- **Brief**
Find the line that contains "Enumerate this screenshot's". Then set down that line and all the lines after it, to the end of the records, exactly and with nothing added.

- **Extracted information**

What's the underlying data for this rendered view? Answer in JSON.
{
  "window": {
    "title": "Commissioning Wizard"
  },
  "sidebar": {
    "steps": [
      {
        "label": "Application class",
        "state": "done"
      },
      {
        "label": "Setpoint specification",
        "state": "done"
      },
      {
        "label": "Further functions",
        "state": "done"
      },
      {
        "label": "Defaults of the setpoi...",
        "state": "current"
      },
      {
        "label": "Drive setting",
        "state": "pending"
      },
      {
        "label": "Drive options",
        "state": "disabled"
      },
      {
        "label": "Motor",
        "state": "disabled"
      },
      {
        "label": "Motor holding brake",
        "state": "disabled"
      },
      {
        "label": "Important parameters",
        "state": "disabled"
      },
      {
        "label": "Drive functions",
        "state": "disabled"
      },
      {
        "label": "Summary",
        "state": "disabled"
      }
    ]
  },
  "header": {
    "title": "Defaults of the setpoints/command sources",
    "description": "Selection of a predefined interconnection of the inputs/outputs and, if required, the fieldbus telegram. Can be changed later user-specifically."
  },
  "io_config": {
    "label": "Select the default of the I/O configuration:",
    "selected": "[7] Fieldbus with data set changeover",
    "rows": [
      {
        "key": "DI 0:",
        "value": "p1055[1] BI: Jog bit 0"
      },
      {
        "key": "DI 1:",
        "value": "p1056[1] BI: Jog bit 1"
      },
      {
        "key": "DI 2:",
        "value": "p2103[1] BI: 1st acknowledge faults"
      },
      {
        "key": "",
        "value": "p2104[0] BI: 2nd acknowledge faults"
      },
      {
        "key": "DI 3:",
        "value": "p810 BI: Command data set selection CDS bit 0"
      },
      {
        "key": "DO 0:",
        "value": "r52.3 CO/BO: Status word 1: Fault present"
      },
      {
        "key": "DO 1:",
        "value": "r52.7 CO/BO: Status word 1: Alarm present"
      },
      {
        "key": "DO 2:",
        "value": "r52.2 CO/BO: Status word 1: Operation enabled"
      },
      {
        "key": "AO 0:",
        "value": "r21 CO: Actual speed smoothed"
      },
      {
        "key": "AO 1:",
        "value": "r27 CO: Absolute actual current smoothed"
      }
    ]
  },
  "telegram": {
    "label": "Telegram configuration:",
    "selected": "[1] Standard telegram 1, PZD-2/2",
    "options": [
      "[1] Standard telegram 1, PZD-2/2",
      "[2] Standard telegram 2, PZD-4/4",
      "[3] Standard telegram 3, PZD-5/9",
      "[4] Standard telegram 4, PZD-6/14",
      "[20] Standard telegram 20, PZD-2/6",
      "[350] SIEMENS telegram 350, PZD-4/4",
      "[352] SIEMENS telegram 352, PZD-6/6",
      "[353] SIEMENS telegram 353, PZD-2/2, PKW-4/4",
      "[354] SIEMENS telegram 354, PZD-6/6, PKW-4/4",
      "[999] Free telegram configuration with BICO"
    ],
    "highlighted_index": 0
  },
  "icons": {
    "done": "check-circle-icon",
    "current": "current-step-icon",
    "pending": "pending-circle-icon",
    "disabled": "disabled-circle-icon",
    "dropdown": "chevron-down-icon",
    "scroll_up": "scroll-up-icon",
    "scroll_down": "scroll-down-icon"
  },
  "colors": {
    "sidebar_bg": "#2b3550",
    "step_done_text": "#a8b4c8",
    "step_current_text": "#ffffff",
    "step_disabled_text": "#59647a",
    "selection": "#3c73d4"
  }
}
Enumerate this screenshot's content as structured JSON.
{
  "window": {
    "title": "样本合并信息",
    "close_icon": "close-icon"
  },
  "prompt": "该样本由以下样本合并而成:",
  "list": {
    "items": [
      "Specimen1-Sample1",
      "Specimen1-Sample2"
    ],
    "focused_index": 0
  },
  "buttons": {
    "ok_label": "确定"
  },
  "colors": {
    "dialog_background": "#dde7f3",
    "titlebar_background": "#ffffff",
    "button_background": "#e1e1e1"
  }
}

- **Solution to this problem**
Enumerate this screenshot's content as structured JSON.
{
  "window": {
    "title": "样本合并信息",
    "close_icon": "close-icon"
  },
  "prompt": "该样本由以下样本合并而成:",
  "list": {
    "items": [
      "Specimen1-Sample1",
      "Specimen1-Sample2"
    ],
    "focused_index": 0
  },
  "buttons": {
    "ok_label": "确定"
  },
  "colors": {
    "dialog_background": "#dde7f3",
    "titlebar_background": "#ffffff",
    "button_background": "#e1e1e1"
  }
}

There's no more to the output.